## Aim of the exercise
Rewrite all of the following rows as a numbered list, leaving out any blank lines.

## Supplied entries
"""
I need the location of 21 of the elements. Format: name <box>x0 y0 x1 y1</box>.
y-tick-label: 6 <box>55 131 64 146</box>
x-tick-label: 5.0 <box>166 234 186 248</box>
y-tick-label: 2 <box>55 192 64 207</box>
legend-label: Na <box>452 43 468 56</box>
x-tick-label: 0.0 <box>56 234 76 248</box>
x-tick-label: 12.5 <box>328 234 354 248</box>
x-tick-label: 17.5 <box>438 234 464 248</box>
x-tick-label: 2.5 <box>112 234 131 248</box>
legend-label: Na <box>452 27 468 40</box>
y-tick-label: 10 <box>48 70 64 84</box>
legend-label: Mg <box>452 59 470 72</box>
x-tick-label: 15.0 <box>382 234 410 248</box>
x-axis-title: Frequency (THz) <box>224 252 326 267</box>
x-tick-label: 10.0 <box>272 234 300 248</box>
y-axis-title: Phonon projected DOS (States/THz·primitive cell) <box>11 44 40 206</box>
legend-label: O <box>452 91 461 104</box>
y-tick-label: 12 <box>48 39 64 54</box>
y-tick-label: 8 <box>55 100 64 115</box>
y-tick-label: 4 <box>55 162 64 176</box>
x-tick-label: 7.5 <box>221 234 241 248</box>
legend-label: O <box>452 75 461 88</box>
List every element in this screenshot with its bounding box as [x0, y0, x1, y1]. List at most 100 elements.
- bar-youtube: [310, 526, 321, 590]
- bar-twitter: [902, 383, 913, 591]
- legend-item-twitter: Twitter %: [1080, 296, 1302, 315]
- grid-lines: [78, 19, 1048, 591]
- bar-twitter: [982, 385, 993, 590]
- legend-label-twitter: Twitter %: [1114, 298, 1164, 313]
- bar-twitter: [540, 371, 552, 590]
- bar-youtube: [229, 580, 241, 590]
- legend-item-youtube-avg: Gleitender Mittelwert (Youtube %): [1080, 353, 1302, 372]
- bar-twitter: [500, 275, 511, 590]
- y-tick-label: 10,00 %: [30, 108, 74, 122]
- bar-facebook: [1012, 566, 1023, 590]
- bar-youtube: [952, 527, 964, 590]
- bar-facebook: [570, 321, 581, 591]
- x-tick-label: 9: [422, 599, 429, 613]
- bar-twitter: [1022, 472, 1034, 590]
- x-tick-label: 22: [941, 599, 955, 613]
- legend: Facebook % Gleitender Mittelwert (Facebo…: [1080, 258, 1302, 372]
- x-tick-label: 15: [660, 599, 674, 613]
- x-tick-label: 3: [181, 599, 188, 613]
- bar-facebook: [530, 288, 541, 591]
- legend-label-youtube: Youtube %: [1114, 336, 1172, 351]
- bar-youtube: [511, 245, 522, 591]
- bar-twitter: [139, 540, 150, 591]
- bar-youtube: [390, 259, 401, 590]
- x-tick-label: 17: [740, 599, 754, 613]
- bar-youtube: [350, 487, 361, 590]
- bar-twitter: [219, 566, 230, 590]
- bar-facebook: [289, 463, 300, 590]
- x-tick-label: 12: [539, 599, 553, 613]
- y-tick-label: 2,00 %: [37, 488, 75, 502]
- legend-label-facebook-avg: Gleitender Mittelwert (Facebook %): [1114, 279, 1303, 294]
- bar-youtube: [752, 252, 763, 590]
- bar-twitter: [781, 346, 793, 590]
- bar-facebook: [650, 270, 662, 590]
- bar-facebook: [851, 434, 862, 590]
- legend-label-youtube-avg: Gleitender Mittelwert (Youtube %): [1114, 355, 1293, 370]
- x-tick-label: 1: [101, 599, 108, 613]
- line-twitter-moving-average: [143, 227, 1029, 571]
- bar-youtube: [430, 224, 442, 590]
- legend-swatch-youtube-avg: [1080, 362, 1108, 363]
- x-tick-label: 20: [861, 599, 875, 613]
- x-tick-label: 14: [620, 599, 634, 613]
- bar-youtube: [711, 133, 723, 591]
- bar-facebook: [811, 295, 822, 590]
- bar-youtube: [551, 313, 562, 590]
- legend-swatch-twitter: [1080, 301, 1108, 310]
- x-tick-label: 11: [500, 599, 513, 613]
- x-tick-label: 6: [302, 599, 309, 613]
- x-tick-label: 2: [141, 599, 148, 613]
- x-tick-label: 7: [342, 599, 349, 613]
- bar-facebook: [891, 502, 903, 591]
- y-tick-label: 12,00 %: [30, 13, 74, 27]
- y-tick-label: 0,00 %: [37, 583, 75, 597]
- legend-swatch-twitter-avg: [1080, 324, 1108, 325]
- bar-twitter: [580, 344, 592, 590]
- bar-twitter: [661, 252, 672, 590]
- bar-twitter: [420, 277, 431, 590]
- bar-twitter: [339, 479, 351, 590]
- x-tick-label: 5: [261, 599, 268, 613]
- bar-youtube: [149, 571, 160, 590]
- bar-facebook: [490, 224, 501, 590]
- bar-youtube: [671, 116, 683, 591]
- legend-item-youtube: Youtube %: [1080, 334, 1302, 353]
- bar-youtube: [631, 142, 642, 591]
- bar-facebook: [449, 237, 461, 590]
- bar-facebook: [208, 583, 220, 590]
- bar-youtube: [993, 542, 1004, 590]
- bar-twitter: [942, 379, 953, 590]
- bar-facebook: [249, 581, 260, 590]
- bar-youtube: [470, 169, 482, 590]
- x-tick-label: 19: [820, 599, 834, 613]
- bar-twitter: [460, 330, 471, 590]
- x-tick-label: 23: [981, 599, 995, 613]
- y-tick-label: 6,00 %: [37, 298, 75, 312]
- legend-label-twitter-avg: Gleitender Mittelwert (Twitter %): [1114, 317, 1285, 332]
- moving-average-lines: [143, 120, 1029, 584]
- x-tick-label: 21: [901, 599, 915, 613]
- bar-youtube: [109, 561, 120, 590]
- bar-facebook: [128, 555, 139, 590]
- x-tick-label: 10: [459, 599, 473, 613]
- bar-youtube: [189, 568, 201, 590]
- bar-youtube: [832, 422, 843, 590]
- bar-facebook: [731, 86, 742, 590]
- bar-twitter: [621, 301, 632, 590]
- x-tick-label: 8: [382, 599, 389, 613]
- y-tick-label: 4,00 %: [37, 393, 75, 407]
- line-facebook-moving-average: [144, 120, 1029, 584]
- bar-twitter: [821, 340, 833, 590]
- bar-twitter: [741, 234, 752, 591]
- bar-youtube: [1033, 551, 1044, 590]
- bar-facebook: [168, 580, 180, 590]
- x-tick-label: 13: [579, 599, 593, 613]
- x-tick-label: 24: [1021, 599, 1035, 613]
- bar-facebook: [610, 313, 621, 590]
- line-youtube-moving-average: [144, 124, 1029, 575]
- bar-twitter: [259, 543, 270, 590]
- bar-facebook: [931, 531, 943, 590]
"""
## Output of the exercise
1. I need the location of 21 of the elements. Format: name <box>x0 y0 x1 y1</box>.
2. y-tick-label: 6 <box>55 131 64 146</box>
3. x-tick-label: 5.0 <box>166 234 186 248</box>
4. y-tick-label: 2 <box>55 192 64 207</box>
5. legend-label: Na <box>452 43 468 56</box>
6. x-tick-label: 0.0 <box>56 234 76 248</box>
7. x-tick-label: 12.5 <box>328 234 354 248</box>
8. x-tick-label: 17.5 <box>438 234 464 248</box>
9. x-tick-label: 2.5 <box>112 234 131 248</box>
10. legend-label: Na <box>452 27 468 40</box>
11. y-tick-label: 10 <box>48 70 64 84</box>
12. legend-label: Mg <box>452 59 470 72</box>
13. x-tick-label: 15.0 <box>382 234 410 248</box>
14. x-axis-title: Frequency (THz) <box>224 252 326 267</box>
15. x-tick-label: 10.0 <box>272 234 300 248</box>
16. y-axis-title: Phonon projected DOS (States/THz·primitive cell) <box>11 44 40 206</box>
17. legend-label: O <box>452 91 461 104</box>
18. y-tick-label: 12 <box>48 39 64 54</box>
19. y-tick-label: 8 <box>55 100 64 115</box>
20. y-tick-label: 4 <box>55 162 64 176</box>
21. x-tick-label: 7.5 <box>221 234 241 248</box>
22. legend-label: O <box>452 75 461 88</box>
23. List every element in this screenshot with its bounding box as [x0, y0, x1, y1]. List at most 100 elements.
24. - bar-youtube: [310, 526, 321, 590]
25. - bar-twitter: [902, 383, 913, 591]
26. - legend-item-twitter: Twitter %: [1080, 296, 1302, 315]
27. - grid-lines: [78, 19, 1048, 591]
28. - bar-twitter: [982, 385, 993, 590]
29. - legend-label-twitter: Twitter %: [1114, 298, 1164, 313]
30. - bar-twitter: [540, 371, 552, 590]
31. - bar-youtube: [229, 580, 241, 590]
32. - legend-item-youtube-avg: Gleitender Mittelwert (Youtube %): [1080, 353, 1302, 372]
33. - bar-twitter: [500, 275, 511, 590]
34. - y-tick-label: 10,00 %: [30, 108, 74, 122]
35. - bar-facebook: [1012, 566, 1023, 590]
36. - bar-youtube: [952, 527, 964, 590]
37. - bar-facebook: [570, 321, 581, 591]
38. - x-tick-label: 9: [422, 599, 429, 613]
39. - bar-twitter: [1022, 472, 1034, 590]
40. - x-tick-label: 22: [941, 599, 955, 613]
41. - legend: Facebook % Gleitender Mittelwert (Facebo…: [1080, 258, 1302, 372]
42. - x-tick-label: 15: [660, 599, 674, 613]
43. - x-tick-label: 3: [181, 599, 188, 613]
44. - bar-facebook: [530, 288, 541, 591]
45. - legend-label-youtube: Youtube %: [1114, 336, 1172, 351]
46. - bar-youtube: [511, 245, 522, 591]
47. - bar-twitter: [139, 540, 150, 591]
48. - bar-youtube: [390, 259, 401, 590]
49. - x-tick-label: 17: [740, 599, 754, 613]
50. - bar-youtube: [350, 487, 361, 590]
51. - bar-twitter: [219, 566, 230, 590]
52. - bar-facebook: [289, 463, 300, 590]
53. - x-tick-label: 12: [539, 599, 553, 613]
54. - y-tick-label: 2,00 %: [37, 488, 75, 502]
55. - legend-label-facebook-avg: Gleitender Mittelwert (Facebook %): [1114, 279, 1303, 294]
56. - bar-youtube: [752, 252, 763, 590]
57. - bar-twitter: [781, 346, 793, 590]
58. - bar-facebook: [650, 270, 662, 590]
59. - bar-facebook: [851, 434, 862, 590]
60. - legend-label-youtube-avg: Gleitender Mittelwert (Youtube %): [1114, 355, 1293, 370]
61. - x-tick-label: 1: [101, 599, 108, 613]
62. - line-twitter-moving-average: [143, 227, 1029, 571]
63. - bar-youtube: [430, 224, 442, 590]
64. - legend-swatch-youtube-avg: [1080, 362, 1108, 363]
65. - x-tick-label: 20: [861, 599, 875, 613]
66. - x-tick-label: 14: [620, 599, 634, 613]
67. - bar-youtube: [711, 133, 723, 591]
68. - bar-facebook: [811, 295, 822, 590]
69. - bar-youtube: [551, 313, 562, 590]
70. - legend-swatch-twitter: [1080, 301, 1108, 310]
71. - x-tick-label: 11: [500, 599, 513, 613]
72. - x-tick-label: 6: [302, 599, 309, 613]
73. - x-tick-label: 2: [141, 599, 148, 613]
74. - x-tick-label: 7: [342, 599, 349, 613]
75. - bar-facebook: [891, 502, 903, 591]
76. - y-tick-label: 12,00 %: [30, 13, 74, 27]
77. - y-tick-label: 0,00 %: [37, 583, 75, 597]
78. - legend-swatch-twitter-avg: [1080, 324, 1108, 325]
79. - bar-twitter: [580, 344, 592, 590]
80. - bar-twitter: [661, 252, 672, 590]
81. - bar-twitter: [420, 277, 431, 590]
82. - bar-twitter: [339, 479, 351, 590]
83. - x-tick-label: 5: [261, 599, 268, 613]
84. - bar-youtube: [149, 571, 160, 590]
85. - bar-facebook: [490, 224, 501, 590]
86. - bar-youtube: [671, 116, 683, 591]
87. - legend-item-youtube: Youtube %: [1080, 334, 1302, 353]
88. - bar-youtube: [631, 142, 642, 591]
89. - bar-facebook: [449, 237, 461, 590]
90. - bar-facebook: [208, 583, 220, 590]
91. - bar-youtube: [993, 542, 1004, 590]
92. - bar-twitter: [942, 379, 953, 590]
93. - bar-facebook: [249, 581, 260, 590]
94. - bar-youtube: [470, 169, 482, 590]
95. - x-tick-label: 19: [820, 599, 834, 613]
96. - bar-twitter: [460, 330, 471, 590]
97. - x-tick-label: 23: [981, 599, 995, 613]
98. - y-tick-label: 6,00 %: [37, 298, 75, 312]
99. - legend-label-twitter-avg: Gleitender Mittelwert (Twitter %): [1114, 317, 1285, 332]
100. - moving-average-lines: [143, 120, 1029, 584]
101. - x-tick-label: 21: [901, 599, 915, 613]
102. - bar-youtube: [109, 561, 120, 590]
103. - bar-facebook: [128, 555, 139, 590]
104. - x-tick-label: 10: [459, 599, 473, 613]
105. - bar-youtube: [189, 568, 201, 590]
106. - bar-youtube: [832, 422, 843, 590]
107. - bar-facebook: [731, 86, 742, 590]
108. - bar-twitter: [621, 301, 632, 590]
109. - x-tick-label: 8: [382, 599, 389, 613]
110. - y-tick-label: 4,00 %: [37, 393, 75, 407]
111. - line-facebook-moving-average: [144, 120, 1029, 584]
112. - bar-twitter: [821, 340, 833, 590]
113. - bar-twitter: [741, 234, 752, 591]
114. - bar-youtube: [1033, 551, 1044, 590]
115. - bar-facebook: [168, 580, 180, 590]
116. - x-tick-label: 13: [579, 599, 593, 613]
117. - x-tick-label: 24: [1021, 599, 1035, 613]
118. - bar-facebook: [610, 313, 621, 590]
119. - line-youtube-moving-average: [144, 124, 1029, 575]
120. - bar-twitter: [259, 543, 270, 590]
121. - bar-facebook: [931, 531, 943, 590]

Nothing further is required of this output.